Copy all lines below exactly as written. Leave pictures out.

[Figure contents as structured data]
————————
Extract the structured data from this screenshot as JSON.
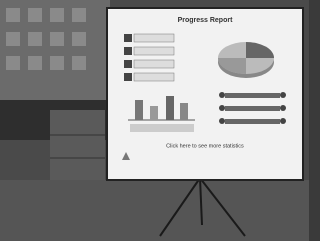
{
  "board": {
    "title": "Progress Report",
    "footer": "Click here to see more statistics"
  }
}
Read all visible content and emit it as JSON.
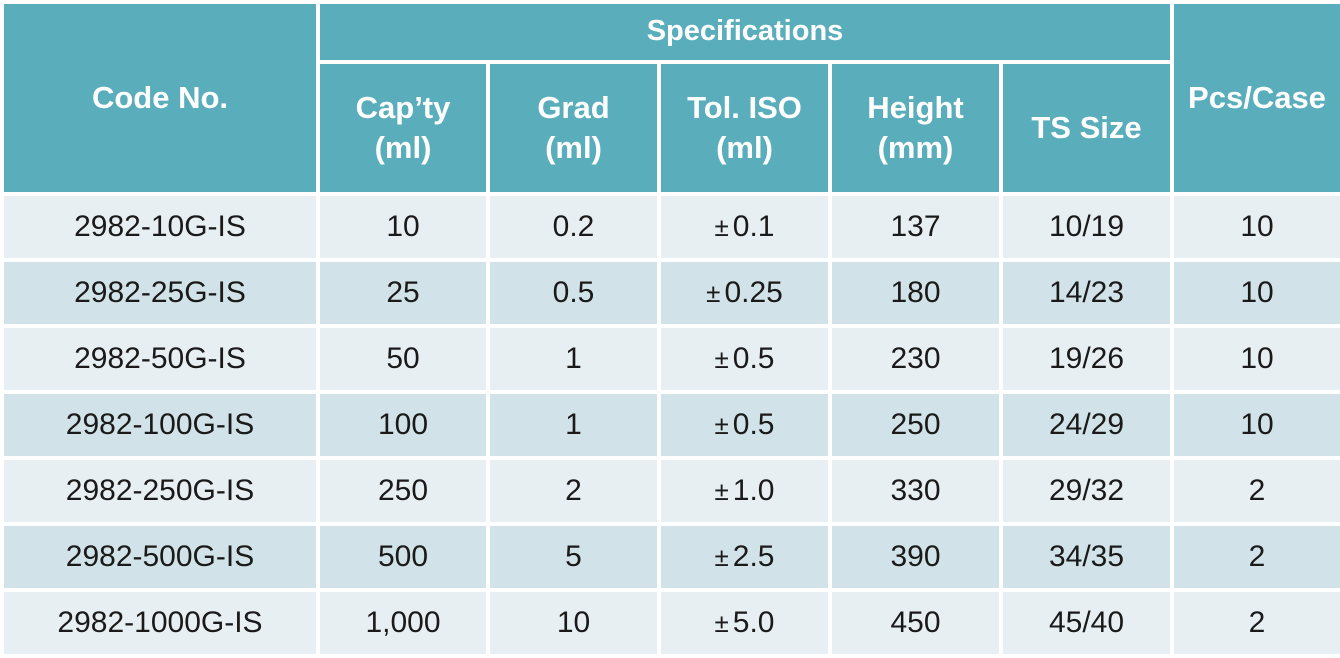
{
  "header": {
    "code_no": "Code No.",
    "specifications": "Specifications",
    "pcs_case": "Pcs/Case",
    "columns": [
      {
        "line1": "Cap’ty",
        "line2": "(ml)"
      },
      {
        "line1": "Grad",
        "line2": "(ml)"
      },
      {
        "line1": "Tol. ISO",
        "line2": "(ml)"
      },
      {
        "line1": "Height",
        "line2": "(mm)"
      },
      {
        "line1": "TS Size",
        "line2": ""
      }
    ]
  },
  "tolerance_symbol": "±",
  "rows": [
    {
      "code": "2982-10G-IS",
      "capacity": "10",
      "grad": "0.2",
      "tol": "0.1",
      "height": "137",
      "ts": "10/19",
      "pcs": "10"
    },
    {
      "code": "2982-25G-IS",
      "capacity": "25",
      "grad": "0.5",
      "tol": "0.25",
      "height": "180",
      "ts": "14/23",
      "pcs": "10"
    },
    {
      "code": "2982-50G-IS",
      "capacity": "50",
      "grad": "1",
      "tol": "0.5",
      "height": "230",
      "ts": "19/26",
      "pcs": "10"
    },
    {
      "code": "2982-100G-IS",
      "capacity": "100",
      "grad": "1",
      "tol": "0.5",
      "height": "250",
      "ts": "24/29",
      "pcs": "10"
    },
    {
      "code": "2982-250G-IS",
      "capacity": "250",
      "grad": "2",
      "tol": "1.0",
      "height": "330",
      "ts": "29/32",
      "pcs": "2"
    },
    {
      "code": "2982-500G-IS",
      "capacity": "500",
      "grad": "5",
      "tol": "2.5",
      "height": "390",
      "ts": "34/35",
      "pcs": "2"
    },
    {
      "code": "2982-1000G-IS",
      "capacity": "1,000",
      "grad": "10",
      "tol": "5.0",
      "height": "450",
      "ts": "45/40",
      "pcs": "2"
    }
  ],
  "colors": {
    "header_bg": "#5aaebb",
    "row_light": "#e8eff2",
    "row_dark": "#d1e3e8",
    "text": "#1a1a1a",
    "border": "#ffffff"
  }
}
————————
• [Solution]
Extract the structured data from this screenshot as JSON.
{
  "board": {
    "title": "Progress Report",
    "footer": "Click here to see more statistics"
  }
}
Read all visible content and emit it as JSON.
{
  "header": {
    "code_no": "Code No.",
    "specifications": "Specifications",
    "pcs_case": "Pcs/Case",
    "columns": [
      {
        "line1": "Cap’ty",
        "line2": "(ml)"
      },
      {
        "line1": "Grad",
        "line2": "(ml)"
      },
      {
        "line1": "Tol. ISO",
        "line2": "(ml)"
      },
      {
        "line1": "Height",
        "line2": "(mm)"
      },
      {
        "line1": "TS Size",
        "line2": ""
      }
    ]
  },
  "tolerance_symbol": "±",
  "rows": [
    {
      "code": "2982-10G-IS",
      "capacity": "10",
      "grad": "0.2",
      "tol": "0.1",
      "height": "137",
      "ts": "10/19",
      "pcs": "10"
    },
    {
      "code": "2982-25G-IS",
      "capacity": "25",
      "grad": "0.5",
      "tol": "0.25",
      "height": "180",
      "ts": "14/23",
      "pcs": "10"
    },
    {
      "code": "2982-50G-IS",
      "capacity": "50",
      "grad": "1",
      "tol": "0.5",
      "height": "230",
      "ts": "19/26",
      "pcs": "10"
    },
    {
      "code": "2982-100G-IS",
      "capacity": "100",
      "grad": "1",
      "tol": "0.5",
      "height": "250",
      "ts": "24/29",
      "pcs": "10"
    },
    {
      "code": "2982-250G-IS",
      "capacity": "250",
      "grad": "2",
      "tol": "1.0",
      "height": "330",
      "ts": "29/32",
      "pcs": "2"
    },
    {
      "code": "2982-500G-IS",
      "capacity": "500",
      "grad": "5",
      "tol": "2.5",
      "height": "390",
      "ts": "34/35",
      "pcs": "2"
    },
    {
      "code": "2982-1000G-IS",
      "capacity": "1,000",
      "grad": "10",
      "tol": "5.0",
      "height": "450",
      "ts": "45/40",
      "pcs": "2"
    }
  ],
  "colors": {
    "header_bg": "#5aaebb",
    "row_light": "#e8eff2",
    "row_dark": "#d1e3e8",
    "text": "#1a1a1a",
    "border": "#ffffff"
  }
}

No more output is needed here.